Trecho ->
_ _ _
BYTHETIMEITGETSDARK_01Dao Khanong (Anocha Suwichakornpong, 2016)

Essas três situações nos introduzem ao que veremos em “Dao Khanong”: há a lembrança e a sombra de um passado, há outra forma de juventude no presente e há o encontro de duas mulheres, uma que recorda o que foi vivido, a outra que imagina o futuro. Quando começa a entrevistar uma das manifestantes estudantis do movimento da década de 70, a jovem pontua que há o tempo necessário para responder as questões propostas. O entendimento do “tempo necessário” aqui não é a ordem cronológica, mas como o tempo é apreendido e transforma a vida de cada um dos homens que o viveu. As imagens que parecem trazer o passado estudantil outra vez ao presente mostram algumas simbologias: um primeiro plano de um punho de um jovem levantado e o questionamento dos estudantes universitários da índole do reitor escolhido.

Há algo do passado que ainda se mantém no presente; algo se modifica. A antiga líder diz à garota que a entrevista: “naquela época, nós lutávamos pelo que acreditávamos. Ninguém lutava por dinheiro”. A garota a questiona se não havia medo que a luta não tivesse sucesso; a senhora diz que ter sucesso não era uma opção. Essa mulher é autora de livros sobre o mês de outubro de 1976 e, enquanto é entrevistada, é indagada se possui uma vida com sentido para ser vivida. A garota diz que sua vida é muito mundana, em oposição a vida da autora, em que a história vive. A entrevistada diz que não é história viva, mas apenas uma sobrevivente. A vida comum, ordinária, mundana é algo que atravessa diversos filmes de Suwichakornpong. Podemos pensar, por exemplo, em História Mundana, Almoço, Like.Real.Love ou Estrangeiro. Se pensamos essa parte da entrevista em relação com os outros filmes da diretora tailandesa, há uma relação próxima ao escrever livros, fazer filmes, ser testemunha e fazer cinema: todos esses elementos são atravessados pelo cotidiano. Uma autora (ou uma cineasta) não são a história viva: apenas são sobreviventes. Os grandes eventos, ao final, não são acontecimentos extraordinários: eles atravessam a vida de qualquer um. O que, talvez, seja uma forma diferente de relacionar com essas situações, com o passado, é sobreviver – e escolher contá-lo, retomar, em um tempo futuro, aquilo que já foi.
_ _ _
Instrução A -> Segundo o trecho, a antiga líder é autora de livros sobre qual mês e ano?
Instrução B -> Reescreva a parte do trecho que vai de "Essas três situações" até "do reitor escolhido.", substituindo "reitor" por "diretor".
_ _ _
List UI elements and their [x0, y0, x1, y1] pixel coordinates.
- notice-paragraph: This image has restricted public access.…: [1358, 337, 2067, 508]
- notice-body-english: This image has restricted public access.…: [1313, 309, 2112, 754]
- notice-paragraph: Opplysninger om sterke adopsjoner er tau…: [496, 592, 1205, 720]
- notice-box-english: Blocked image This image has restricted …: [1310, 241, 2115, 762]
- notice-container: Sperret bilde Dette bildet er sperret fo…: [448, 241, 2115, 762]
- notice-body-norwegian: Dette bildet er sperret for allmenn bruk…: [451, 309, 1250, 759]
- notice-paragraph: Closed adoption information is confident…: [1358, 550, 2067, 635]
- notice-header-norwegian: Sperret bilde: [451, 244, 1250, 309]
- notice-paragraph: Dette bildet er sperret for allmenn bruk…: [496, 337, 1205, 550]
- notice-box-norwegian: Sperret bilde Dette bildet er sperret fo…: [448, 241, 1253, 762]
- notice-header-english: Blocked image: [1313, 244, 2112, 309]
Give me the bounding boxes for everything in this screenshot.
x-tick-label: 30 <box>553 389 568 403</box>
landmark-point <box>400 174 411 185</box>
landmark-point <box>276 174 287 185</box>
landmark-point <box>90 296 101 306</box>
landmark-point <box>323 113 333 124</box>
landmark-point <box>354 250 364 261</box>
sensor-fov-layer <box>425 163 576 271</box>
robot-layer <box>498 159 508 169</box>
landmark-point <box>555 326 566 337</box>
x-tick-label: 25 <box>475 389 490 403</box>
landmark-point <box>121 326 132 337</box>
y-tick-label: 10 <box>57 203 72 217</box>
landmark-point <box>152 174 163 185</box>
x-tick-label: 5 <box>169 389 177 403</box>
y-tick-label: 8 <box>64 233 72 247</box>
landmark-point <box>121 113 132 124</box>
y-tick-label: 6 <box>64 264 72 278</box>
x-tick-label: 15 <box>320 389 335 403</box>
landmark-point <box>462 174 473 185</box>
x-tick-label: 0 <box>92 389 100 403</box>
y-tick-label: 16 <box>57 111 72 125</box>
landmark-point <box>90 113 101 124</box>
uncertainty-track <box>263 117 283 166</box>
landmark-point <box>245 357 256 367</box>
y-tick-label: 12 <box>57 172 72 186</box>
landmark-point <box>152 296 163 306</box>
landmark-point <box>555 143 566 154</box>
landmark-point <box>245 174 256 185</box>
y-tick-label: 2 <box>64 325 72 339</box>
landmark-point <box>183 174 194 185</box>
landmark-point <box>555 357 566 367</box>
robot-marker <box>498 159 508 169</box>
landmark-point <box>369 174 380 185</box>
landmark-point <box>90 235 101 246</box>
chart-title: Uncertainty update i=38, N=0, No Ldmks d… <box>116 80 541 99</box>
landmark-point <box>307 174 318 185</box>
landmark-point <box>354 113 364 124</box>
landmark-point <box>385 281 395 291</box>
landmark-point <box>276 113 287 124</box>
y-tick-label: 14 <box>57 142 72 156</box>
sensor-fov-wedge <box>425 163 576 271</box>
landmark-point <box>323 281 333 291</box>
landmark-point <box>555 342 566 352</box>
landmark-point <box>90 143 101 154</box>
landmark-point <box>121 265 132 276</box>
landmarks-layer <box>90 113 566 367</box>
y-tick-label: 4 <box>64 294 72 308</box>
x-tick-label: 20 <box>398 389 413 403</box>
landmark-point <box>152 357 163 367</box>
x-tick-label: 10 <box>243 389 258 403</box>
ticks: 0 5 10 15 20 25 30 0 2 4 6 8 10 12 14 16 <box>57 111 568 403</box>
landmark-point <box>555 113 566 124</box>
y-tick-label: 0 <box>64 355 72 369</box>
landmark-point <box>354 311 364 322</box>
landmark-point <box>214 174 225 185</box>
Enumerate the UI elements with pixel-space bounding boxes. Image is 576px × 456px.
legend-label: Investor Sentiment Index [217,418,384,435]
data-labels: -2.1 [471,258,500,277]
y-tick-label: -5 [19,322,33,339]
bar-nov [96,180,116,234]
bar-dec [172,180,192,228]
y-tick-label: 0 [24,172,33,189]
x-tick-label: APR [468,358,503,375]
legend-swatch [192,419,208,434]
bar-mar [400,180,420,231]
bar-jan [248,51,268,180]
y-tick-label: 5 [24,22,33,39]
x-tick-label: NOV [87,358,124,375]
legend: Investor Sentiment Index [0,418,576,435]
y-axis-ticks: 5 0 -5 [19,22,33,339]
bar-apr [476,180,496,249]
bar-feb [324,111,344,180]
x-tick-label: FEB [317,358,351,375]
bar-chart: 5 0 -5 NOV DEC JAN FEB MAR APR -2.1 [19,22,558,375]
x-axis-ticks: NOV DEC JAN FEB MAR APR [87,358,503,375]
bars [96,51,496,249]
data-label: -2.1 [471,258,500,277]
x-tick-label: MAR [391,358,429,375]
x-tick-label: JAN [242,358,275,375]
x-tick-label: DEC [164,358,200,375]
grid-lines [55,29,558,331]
_ _ _
Resposta A -> Sobre outubro de 1976.

Resposta B ->
Essas três situações nos introduzem ao que veremos em “Dao Khanong”: há a lembrança e a sombra de um passado, há outra forma de juventude no presente e há o encontro de duas mulheres, uma que recorda o que foi vivido, a outra que imagina o futuro. Quando começa a entrevistar uma das manifestantes estudantis do movimento da década de 70, a jovem pontua que há o tempo necessário para responder as questões propostas. O entendimento do “tempo necessário” aqui não é a ordem cronológica, mas como o tempo é apreendido e transforma a vida de cada um dos homens que o viveu. As imagens que parecem trazer o passado estudantil outra vez ao presente mostram algumas simbologias: um primeiro plano de um punho de um jovem levantado e o questionamento dos estudantes universitários da índole do diretor escolhido.